## start Data excerpts
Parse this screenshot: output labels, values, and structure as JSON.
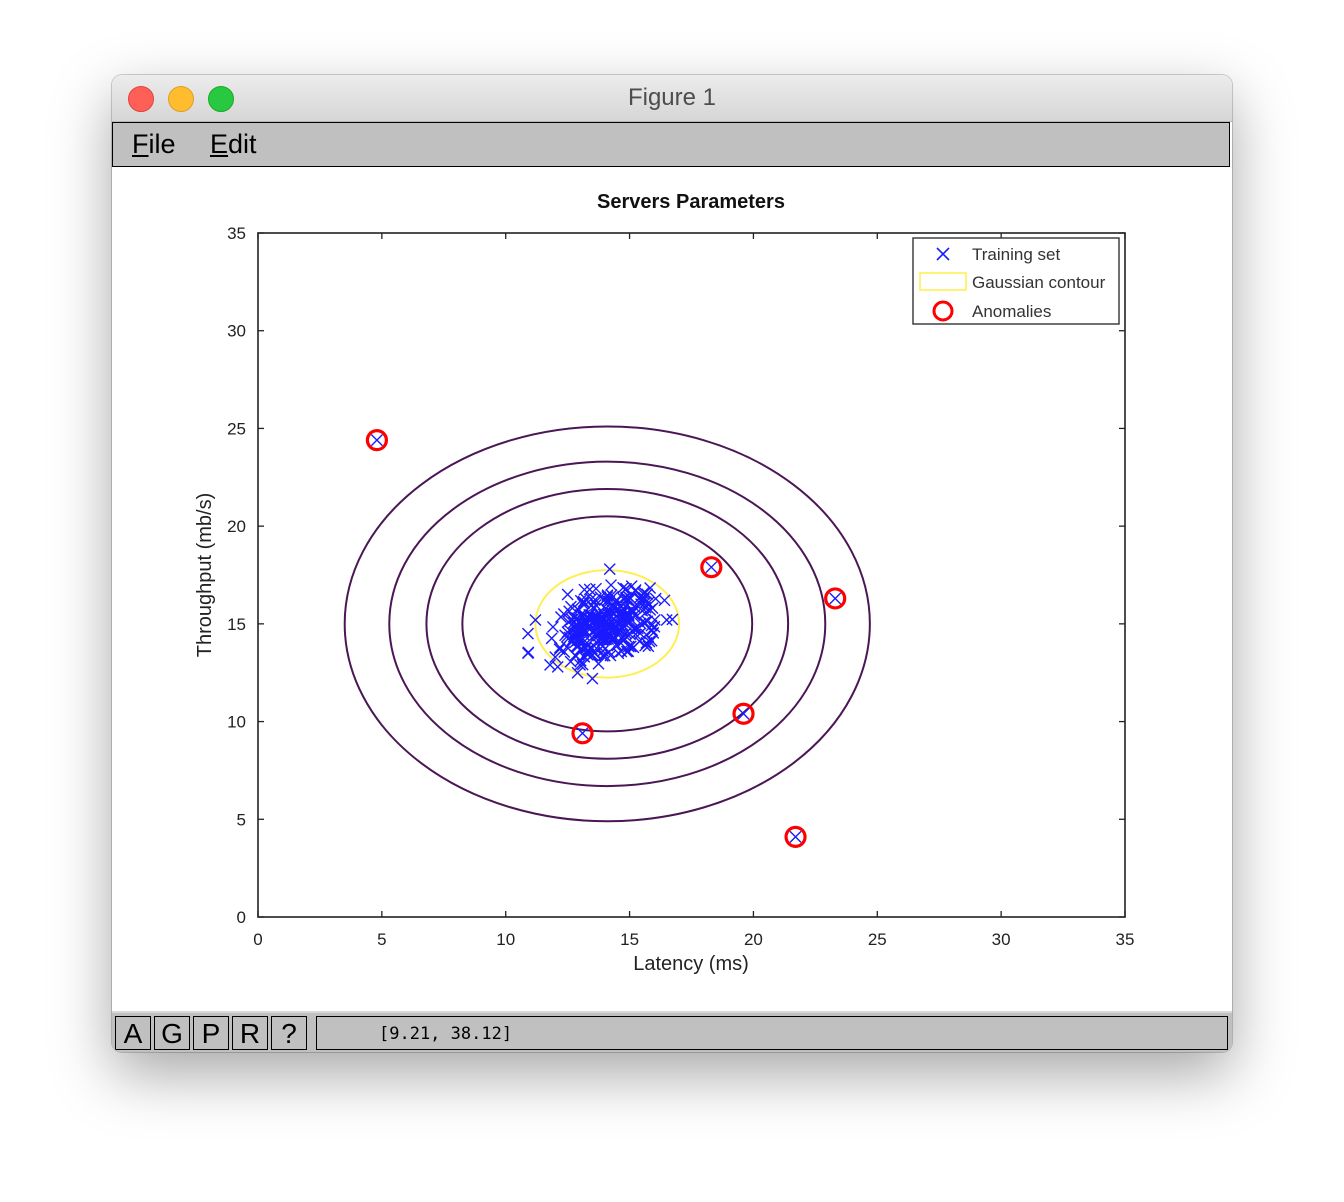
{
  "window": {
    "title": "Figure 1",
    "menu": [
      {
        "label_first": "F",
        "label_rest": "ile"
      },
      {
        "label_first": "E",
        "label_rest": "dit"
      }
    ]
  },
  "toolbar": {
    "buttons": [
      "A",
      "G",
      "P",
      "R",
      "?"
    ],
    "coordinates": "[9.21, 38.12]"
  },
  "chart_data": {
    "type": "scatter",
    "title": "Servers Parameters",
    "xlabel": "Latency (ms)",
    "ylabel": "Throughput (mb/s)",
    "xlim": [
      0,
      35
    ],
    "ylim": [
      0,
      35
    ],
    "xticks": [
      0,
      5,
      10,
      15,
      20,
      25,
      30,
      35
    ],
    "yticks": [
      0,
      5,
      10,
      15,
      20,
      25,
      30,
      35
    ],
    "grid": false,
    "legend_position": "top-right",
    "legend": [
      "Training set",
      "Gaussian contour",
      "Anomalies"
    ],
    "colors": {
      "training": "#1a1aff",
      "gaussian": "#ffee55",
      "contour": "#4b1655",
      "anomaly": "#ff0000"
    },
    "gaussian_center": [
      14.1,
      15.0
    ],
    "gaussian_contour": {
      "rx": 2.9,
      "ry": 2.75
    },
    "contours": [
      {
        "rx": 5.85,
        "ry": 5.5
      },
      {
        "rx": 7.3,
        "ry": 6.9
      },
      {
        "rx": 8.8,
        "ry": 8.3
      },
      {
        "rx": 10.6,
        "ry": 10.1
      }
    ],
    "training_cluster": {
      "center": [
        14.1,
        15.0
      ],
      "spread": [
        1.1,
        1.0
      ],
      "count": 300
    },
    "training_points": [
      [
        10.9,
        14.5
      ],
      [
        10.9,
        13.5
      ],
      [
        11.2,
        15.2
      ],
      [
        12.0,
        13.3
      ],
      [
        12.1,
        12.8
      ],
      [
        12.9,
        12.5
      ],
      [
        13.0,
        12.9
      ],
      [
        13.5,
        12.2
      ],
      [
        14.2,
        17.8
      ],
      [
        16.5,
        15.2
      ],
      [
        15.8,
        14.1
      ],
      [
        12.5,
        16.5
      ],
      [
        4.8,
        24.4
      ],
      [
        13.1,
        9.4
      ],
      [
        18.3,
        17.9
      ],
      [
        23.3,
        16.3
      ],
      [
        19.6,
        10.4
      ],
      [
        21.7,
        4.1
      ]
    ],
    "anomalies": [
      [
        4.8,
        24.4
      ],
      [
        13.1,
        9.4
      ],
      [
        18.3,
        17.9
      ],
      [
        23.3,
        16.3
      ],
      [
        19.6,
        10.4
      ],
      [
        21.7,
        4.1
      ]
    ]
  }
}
## end Data excerpts
## start Data excerpts
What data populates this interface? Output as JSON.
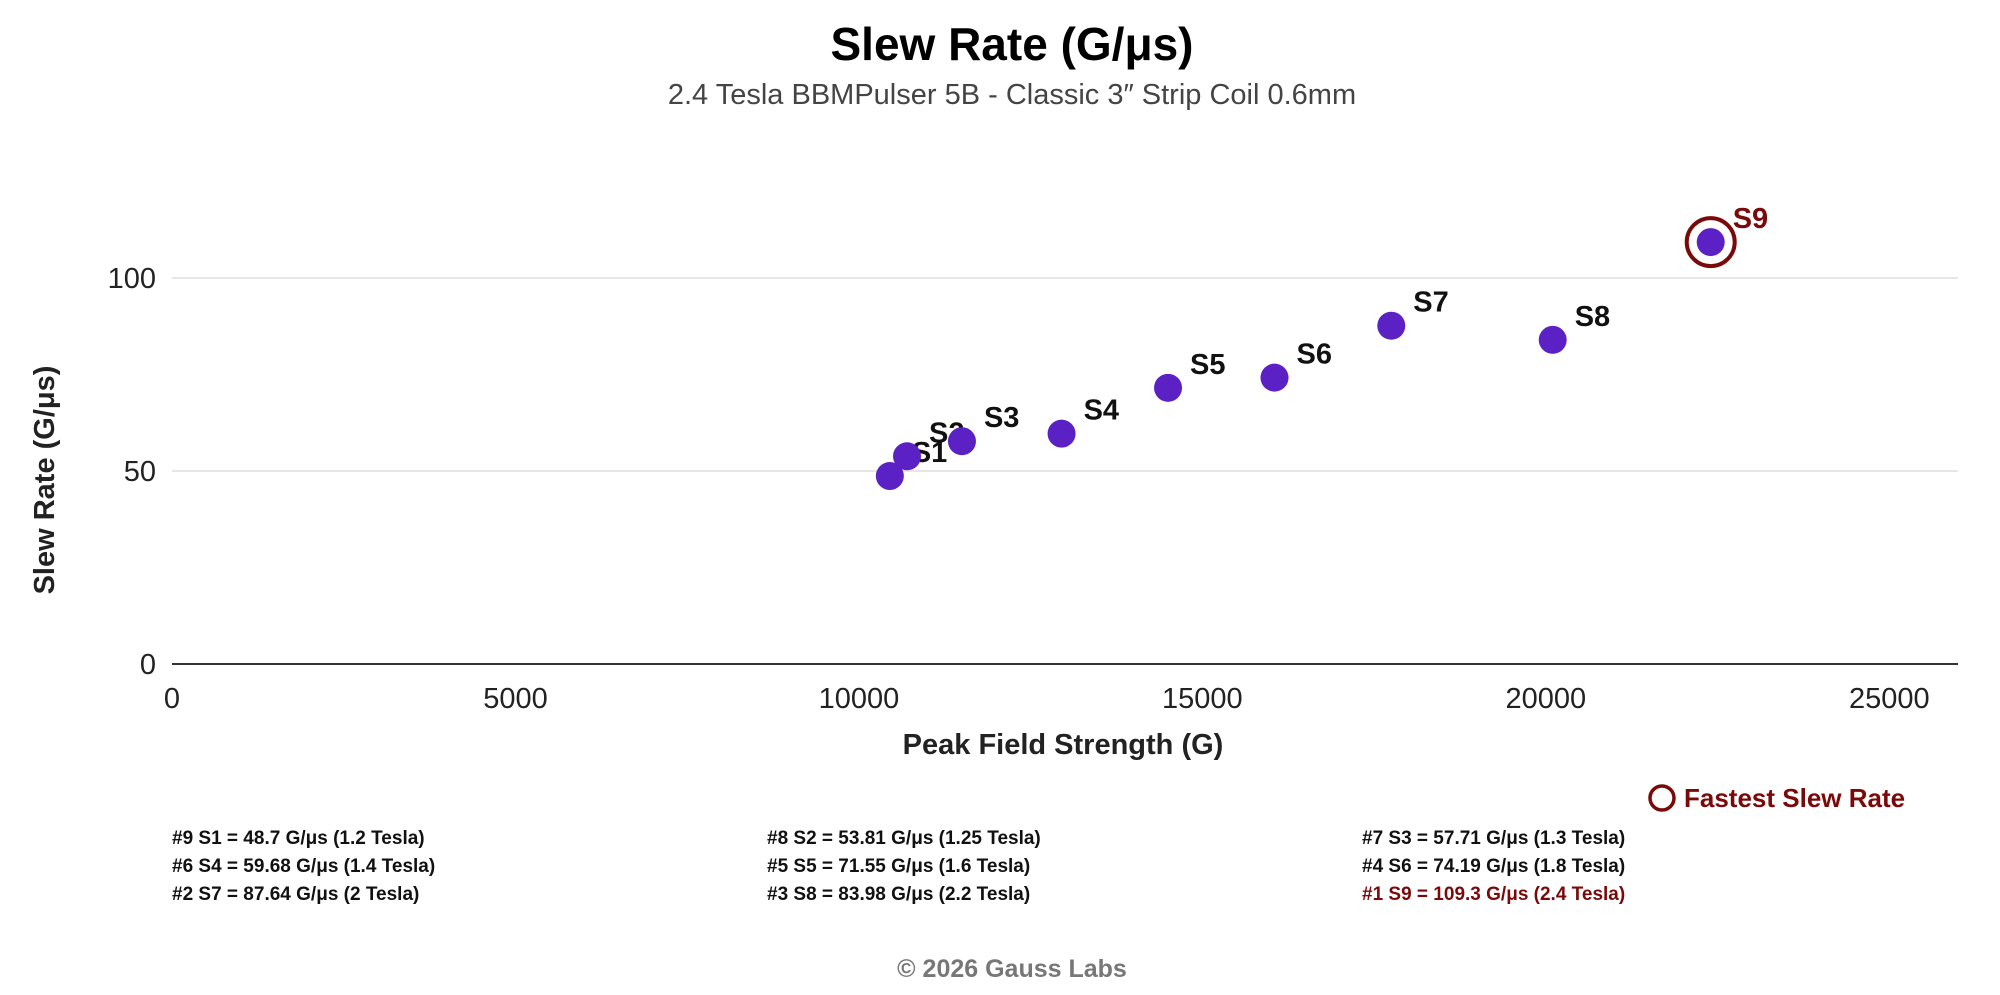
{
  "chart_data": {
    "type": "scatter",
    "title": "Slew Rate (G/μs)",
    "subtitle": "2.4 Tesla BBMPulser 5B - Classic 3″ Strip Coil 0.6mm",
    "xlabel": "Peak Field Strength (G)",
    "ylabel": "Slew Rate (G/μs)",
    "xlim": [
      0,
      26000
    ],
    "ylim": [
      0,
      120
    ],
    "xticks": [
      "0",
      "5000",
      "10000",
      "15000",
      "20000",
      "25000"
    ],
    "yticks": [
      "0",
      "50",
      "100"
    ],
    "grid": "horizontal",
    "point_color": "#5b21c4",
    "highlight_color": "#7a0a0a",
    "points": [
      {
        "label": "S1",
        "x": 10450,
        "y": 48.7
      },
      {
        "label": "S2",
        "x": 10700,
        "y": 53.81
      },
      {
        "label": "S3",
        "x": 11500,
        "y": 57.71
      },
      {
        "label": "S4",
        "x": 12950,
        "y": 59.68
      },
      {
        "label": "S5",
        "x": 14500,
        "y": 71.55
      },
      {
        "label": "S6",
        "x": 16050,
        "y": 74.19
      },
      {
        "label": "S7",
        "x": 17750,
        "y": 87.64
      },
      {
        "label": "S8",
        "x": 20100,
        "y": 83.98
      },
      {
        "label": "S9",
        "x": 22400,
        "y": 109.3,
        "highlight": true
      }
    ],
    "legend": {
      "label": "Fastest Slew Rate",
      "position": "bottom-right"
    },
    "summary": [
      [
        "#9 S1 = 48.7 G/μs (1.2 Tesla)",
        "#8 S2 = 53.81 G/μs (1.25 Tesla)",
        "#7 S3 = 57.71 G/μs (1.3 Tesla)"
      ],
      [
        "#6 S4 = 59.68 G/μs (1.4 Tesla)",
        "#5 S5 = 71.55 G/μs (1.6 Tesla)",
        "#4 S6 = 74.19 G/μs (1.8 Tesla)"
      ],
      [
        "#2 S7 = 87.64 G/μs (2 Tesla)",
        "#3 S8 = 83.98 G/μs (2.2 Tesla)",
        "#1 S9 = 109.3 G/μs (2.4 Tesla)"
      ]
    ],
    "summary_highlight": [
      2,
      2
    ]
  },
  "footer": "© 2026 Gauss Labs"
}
## end Data excerpts
Check each line above for the word "Rate", and copy the lines where it appears.

• [Exercise result]
    "title": "Slew Rate (G/μs)",
    "ylabel": "Slew Rate (G/μs)",
      "label": "Fastest Slew Rate",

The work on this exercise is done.